Dataset items:

##############################

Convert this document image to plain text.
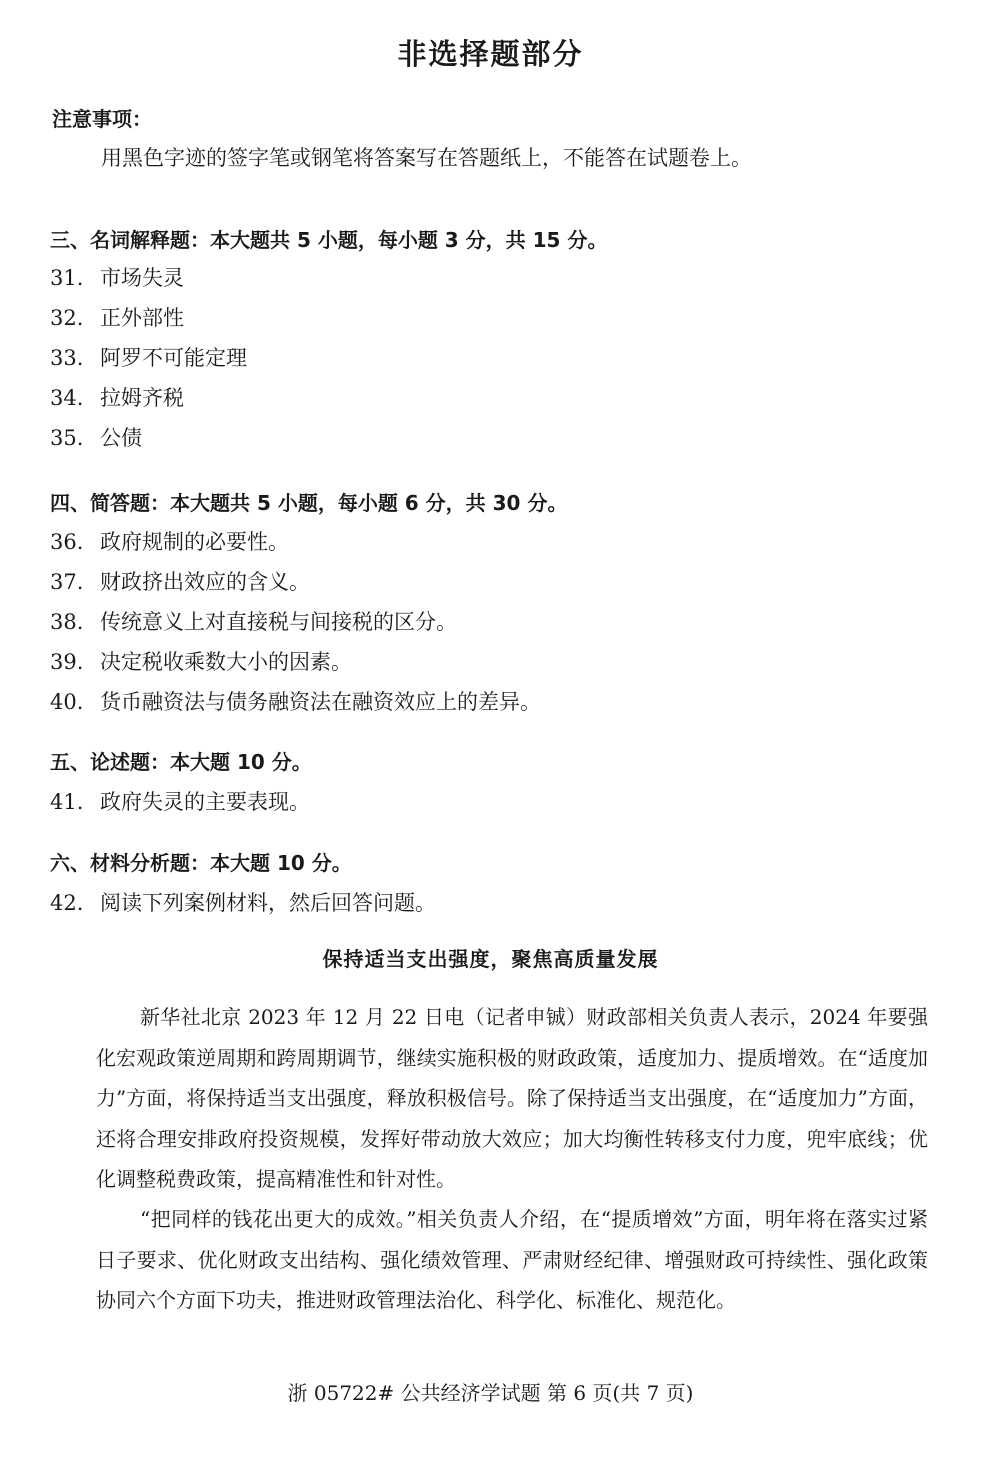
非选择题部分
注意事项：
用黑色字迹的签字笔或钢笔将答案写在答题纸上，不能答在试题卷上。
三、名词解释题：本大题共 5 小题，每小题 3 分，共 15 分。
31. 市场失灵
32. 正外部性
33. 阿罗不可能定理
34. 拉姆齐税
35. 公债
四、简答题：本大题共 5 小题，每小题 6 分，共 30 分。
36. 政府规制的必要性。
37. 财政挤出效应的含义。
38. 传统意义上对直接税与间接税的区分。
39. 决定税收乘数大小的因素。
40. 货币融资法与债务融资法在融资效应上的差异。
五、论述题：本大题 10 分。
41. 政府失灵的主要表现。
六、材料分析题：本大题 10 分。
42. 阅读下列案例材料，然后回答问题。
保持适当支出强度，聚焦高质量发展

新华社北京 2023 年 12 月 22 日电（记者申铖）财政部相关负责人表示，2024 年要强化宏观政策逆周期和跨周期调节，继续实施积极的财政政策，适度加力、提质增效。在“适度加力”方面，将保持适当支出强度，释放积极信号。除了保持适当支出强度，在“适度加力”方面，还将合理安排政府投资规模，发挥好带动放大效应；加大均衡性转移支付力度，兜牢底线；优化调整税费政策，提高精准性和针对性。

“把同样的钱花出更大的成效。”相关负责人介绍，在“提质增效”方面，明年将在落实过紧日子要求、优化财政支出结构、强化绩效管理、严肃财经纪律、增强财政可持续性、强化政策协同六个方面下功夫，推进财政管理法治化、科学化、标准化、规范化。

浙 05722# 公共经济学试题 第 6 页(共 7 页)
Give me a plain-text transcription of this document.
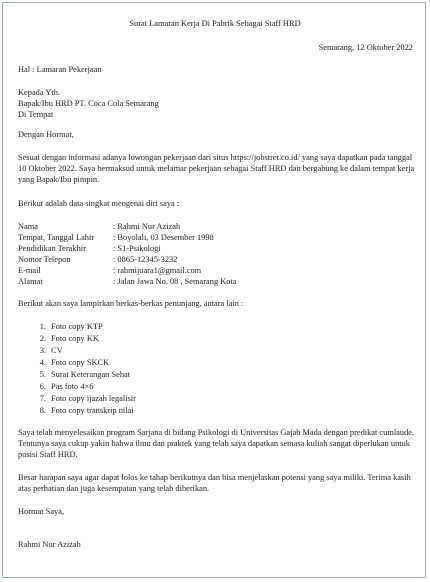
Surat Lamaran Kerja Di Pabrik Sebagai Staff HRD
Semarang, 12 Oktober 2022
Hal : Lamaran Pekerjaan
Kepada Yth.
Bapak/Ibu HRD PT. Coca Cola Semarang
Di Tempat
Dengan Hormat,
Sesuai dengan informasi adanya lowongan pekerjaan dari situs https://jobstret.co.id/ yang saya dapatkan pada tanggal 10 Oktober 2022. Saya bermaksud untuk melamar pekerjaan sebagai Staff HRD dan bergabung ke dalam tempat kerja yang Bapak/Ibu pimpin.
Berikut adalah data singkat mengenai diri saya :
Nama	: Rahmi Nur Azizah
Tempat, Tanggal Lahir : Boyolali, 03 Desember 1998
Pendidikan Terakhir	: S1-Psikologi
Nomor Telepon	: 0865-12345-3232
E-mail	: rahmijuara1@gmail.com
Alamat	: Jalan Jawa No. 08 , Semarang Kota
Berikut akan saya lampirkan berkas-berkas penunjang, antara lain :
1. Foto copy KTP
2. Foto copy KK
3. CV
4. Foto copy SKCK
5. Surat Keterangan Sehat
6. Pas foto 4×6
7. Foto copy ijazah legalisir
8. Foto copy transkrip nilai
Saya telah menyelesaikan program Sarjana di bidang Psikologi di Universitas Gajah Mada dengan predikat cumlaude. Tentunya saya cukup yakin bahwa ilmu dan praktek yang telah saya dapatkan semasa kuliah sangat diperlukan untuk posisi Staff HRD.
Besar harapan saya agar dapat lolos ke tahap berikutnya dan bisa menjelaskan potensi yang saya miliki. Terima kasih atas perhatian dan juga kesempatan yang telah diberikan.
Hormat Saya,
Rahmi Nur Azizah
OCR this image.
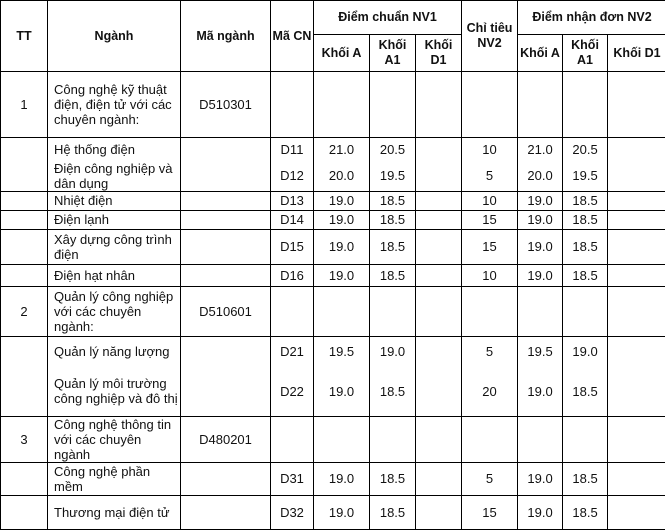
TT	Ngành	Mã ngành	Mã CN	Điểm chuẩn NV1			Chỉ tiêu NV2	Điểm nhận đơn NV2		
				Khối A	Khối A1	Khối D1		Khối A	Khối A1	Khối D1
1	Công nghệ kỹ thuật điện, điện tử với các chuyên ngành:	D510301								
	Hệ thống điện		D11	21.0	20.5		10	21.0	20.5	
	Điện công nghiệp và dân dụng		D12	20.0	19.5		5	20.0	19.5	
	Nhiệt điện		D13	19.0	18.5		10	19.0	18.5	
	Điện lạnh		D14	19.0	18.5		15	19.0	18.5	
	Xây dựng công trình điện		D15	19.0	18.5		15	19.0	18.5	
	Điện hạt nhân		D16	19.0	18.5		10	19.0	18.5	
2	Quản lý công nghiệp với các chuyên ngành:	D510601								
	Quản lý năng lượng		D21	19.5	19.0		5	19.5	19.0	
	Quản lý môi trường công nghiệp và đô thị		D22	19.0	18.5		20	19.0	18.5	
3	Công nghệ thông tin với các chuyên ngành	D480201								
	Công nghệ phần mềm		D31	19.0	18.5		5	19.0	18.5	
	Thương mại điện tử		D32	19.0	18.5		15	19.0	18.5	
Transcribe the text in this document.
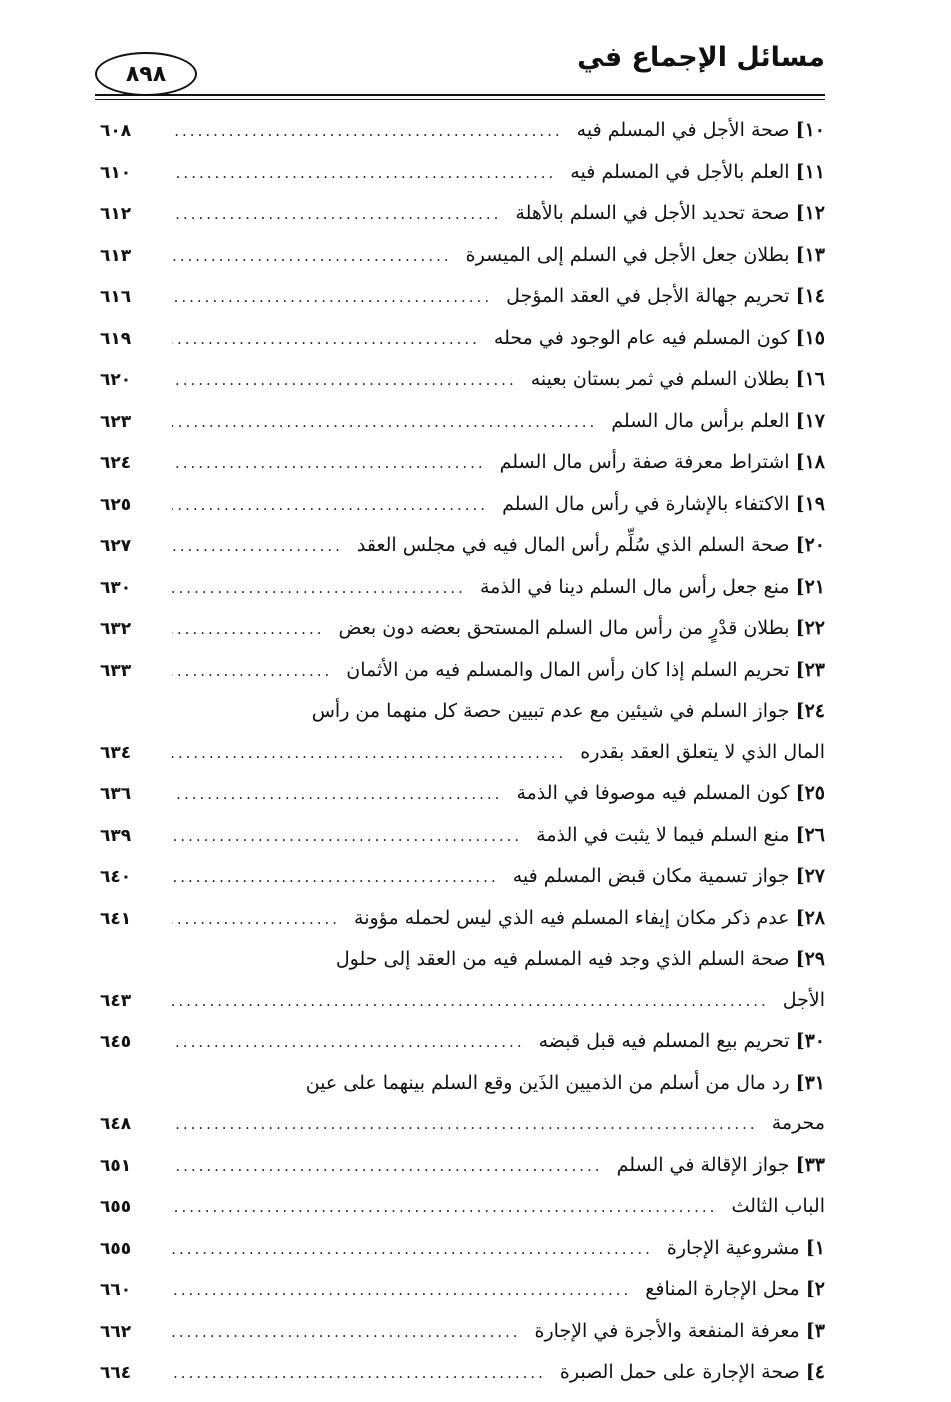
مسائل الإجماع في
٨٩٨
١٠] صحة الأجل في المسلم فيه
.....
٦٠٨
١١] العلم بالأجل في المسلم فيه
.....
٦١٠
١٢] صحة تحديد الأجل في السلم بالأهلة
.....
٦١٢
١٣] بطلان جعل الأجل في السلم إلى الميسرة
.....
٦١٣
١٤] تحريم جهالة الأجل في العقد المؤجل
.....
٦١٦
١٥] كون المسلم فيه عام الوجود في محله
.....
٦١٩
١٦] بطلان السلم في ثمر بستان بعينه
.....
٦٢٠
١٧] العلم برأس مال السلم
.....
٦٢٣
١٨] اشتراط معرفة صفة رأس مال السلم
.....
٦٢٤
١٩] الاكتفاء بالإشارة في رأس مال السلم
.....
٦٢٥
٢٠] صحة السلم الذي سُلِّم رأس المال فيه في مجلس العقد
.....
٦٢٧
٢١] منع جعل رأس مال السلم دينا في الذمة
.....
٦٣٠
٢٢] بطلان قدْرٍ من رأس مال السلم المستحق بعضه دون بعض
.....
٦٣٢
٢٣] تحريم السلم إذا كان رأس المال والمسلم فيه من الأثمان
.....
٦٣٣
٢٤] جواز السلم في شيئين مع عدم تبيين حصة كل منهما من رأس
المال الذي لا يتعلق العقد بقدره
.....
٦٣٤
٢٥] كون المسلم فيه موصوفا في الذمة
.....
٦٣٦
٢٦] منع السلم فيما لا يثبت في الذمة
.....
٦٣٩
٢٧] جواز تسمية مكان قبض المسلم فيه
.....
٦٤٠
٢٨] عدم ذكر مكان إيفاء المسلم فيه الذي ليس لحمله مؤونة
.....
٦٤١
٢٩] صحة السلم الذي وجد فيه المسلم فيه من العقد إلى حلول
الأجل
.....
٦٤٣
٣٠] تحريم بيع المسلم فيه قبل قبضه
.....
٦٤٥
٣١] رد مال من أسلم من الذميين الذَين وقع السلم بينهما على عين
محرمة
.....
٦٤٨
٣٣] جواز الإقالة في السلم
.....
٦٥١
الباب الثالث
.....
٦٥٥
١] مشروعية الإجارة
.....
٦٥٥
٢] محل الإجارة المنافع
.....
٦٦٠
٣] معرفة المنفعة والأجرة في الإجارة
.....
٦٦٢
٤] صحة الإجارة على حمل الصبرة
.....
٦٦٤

##############################

Objective: Retype the entries word for word. Omit any images.

Finished exercise:
Convert this document image to plain text.
非选择题部分
注意事项：
用黑色字迹的签字笔或钢笔将答案写在答题纸上，不能答在试题卷上。
三、名词解释题：本大题共 5 小题，每小题 3 分，共 15 分。
31. 市场失灵
32. 正外部性
33. 阿罗不可能定理
34. 拉姆齐税
35. 公债
四、简答题：本大题共 5 小题，每小题 6 分，共 30 分。
36. 政府规制的必要性。
37. 财政挤出效应的含义。
38. 传统意义上对直接税与间接税的区分。
39. 决定税收乘数大小的因素。
40. 货币融资法与债务融资法在融资效应上的差异。
五、论述题：本大题 10 分。
41. 政府失灵的主要表现。
六、材料分析题：本大题 10 分。
42. 阅读下列案例材料，然后回答问题。
保持适当支出强度，聚焦高质量发展

新华社北京 2023 年 12 月 22 日电（记者申铖）财政部相关负责人表示，2024 年要强化宏观政策逆周期和跨周期调节，继续实施积极的财政政策，适度加力、提质增效。在“适度加力”方面，将保持适当支出强度，释放积极信号。除了保持适当支出强度，在“适度加力”方面，还将合理安排政府投资规模，发挥好带动放大效应；加大均衡性转移支付力度，兜牢底线；优化调整税费政策，提高精准性和针对性。

“把同样的钱花出更大的成效。”相关负责人介绍，在“提质增效”方面，明年将在落实过紧日子要求、优化财政支出结构、强化绩效管理、严肃财经纪律、增强财政可持续性、强化政策协同六个方面下功夫，推进财政管理法治化、科学化、标准化、规范化。

浙 05722# 公共经济学试题 第 6 页(共 7 页)
Give me a plain-text transcription of this document.
Surat Lamaran Kerja Di Pabrik Sebagai Staff HRD
Semarang, 12 Oktober 2022
Hal : Lamaran Pekerjaan
Kepada Yth.
Bapak/Ibu HRD PT. Coca Cola Semarang
Di Tempat
Dengan Hormat,
Sesuai dengan informasi adanya lowongan pekerjaan dari situs https://jobstret.co.id/ yang saya dapatkan pada tanggal 10 Oktober 2022. Saya bermaksud untuk melamar pekerjaan sebagai Staff HRD dan bergabung ke dalam tempat kerja yang Bapak/Ibu pimpin.
Berikut adalah data singkat mengenai diri saya :
Nama	: Rahmi Nur Azizah
Tempat, Tanggal Lahir : Boyolali, 03 Desember 1998
Pendidikan Terakhir	: S1-Psikologi
Nomor Telepon	: 0865-12345-3232
E-mail	: rahmijuara1@gmail.com
Alamat	: Jalan Jawa No. 08 , Semarang Kota
Berikut akan saya lampirkan berkas-berkas penunjang, antara lain :
1. Foto copy KTP
2. Foto copy KK
3. CV
4. Foto copy SKCK
5. Surat Keterangan Sehat
6. Pas foto 4×6
7. Foto copy ijazah legalisir
8. Foto copy transkrip nilai
Saya telah menyelesaikan program Sarjana di bidang Psikologi di Universitas Gajah Mada dengan predikat cumlaude. Tentunya saya cukup yakin bahwa ilmu dan praktek yang telah saya dapatkan semasa kuliah sangat diperlukan untuk posisi Staff HRD.
Besar harapan saya agar dapat lolos ke tahap berikutnya dan bisa menjelaskan potensi yang saya miliki. Terima kasih atas perhatian dan juga kesempatan yang telah diberikan.
Hormat Saya,
Rahmi Nur Azizah
OCR this image.
TT	Ngành	Mã ngành	Mã CN	Điểm chuẩn NV1			Chỉ tiêu NV2	Điểm nhận đơn NV2		
				Khối A	Khối A1	Khối D1		Khối A	Khối A1	Khối D1
1	Công nghệ kỹ thuật điện, điện tử với các chuyên ngành:	D510301								
	Hệ thống điện		D11	21.0	20.5		10	21.0	20.5	
	Điện công nghiệp và dân dụng		D12	20.0	19.5		5	20.0	19.5	
	Nhiệt điện		D13	19.0	18.5		10	19.0	18.5	
	Điện lạnh		D14	19.0	18.5		15	19.0	18.5	
	Xây dựng công trình điện		D15	19.0	18.5		15	19.0	18.5	
	Điện hạt nhân		D16	19.0	18.5		10	19.0	18.5	
2	Quản lý công nghiệp với các chuyên ngành:	D510601								
	Quản lý năng lượng		D21	19.5	19.0		5	19.5	19.0	
	Quản lý môi trường công nghiệp và đô thị		D22	19.0	18.5		20	19.0	18.5	
3	Công nghệ thông tin với các chuyên ngành	D480201								
	Công nghệ phần mềm		D31	19.0	18.5		5	19.0	18.5	
	Thương mại điện tử		D32	19.0	18.5		15	19.0	18.5	
Transcribe the text in this document.
مسائل الإجماع في
٨٩٨
١٠] صحة الأجل في المسلم فيه
.....
٦٠٨
١١] العلم بالأجل في المسلم فيه
.....
٦١٠
١٢] صحة تحديد الأجل في السلم بالأهلة
.....
٦١٢
١٣] بطلان جعل الأجل في السلم إلى الميسرة
.....
٦١٣
١٤] تحريم جهالة الأجل في العقد المؤجل
.....
٦١٦
١٥] كون المسلم فيه عام الوجود في محله
.....
٦١٩
١٦] بطلان السلم في ثمر بستان بعينه
.....
٦٢٠
١٧] العلم برأس مال السلم
.....
٦٢٣
١٨] اشتراط معرفة صفة رأس مال السلم
.....
٦٢٤
١٩] الاكتفاء بالإشارة في رأس مال السلم
.....
٦٢٥
٢٠] صحة السلم الذي سُلِّم رأس المال فيه في مجلس العقد
.....
٦٢٧
٢١] منع جعل رأس مال السلم دينا في الذمة
.....
٦٣٠
٢٢] بطلان قدْرٍ من رأس مال السلم المستحق بعضه دون بعض
.....
٦٣٢
٢٣] تحريم السلم إذا كان رأس المال والمسلم فيه من الأثمان
.....
٦٣٣
٢٤] جواز السلم في شيئين مع عدم تبيين حصة كل منهما من رأس
المال الذي لا يتعلق العقد بقدره
.....
٦٣٤
٢٥] كون المسلم فيه موصوفا في الذمة
.....
٦٣٦
٢٦] منع السلم فيما لا يثبت في الذمة
.....
٦٣٩
٢٧] جواز تسمية مكان قبض المسلم فيه
.....
٦٤٠
٢٨] عدم ذكر مكان إيفاء المسلم فيه الذي ليس لحمله مؤونة
.....
٦٤١
٢٩] صحة السلم الذي وجد فيه المسلم فيه من العقد إلى حلول
الأجل
.....
٦٤٣
٣٠] تحريم بيع المسلم فيه قبل قبضه
.....
٦٤٥
٣١] رد مال من أسلم من الذميين الذَين وقع السلم بينهما على عين
محرمة
.....
٦٤٨
٣٣] جواز الإقالة في السلم
.....
٦٥١
الباب الثالث
.....
٦٥٥
١] مشروعية الإجارة
.....
٦٥٥
٢] محل الإجارة المنافع
.....
٦٦٠
٣] معرفة المنفعة والأجرة في الإجارة
.....
٦٦٢
٤] صحة الإجارة على حمل الصبرة
.....
٦٦٤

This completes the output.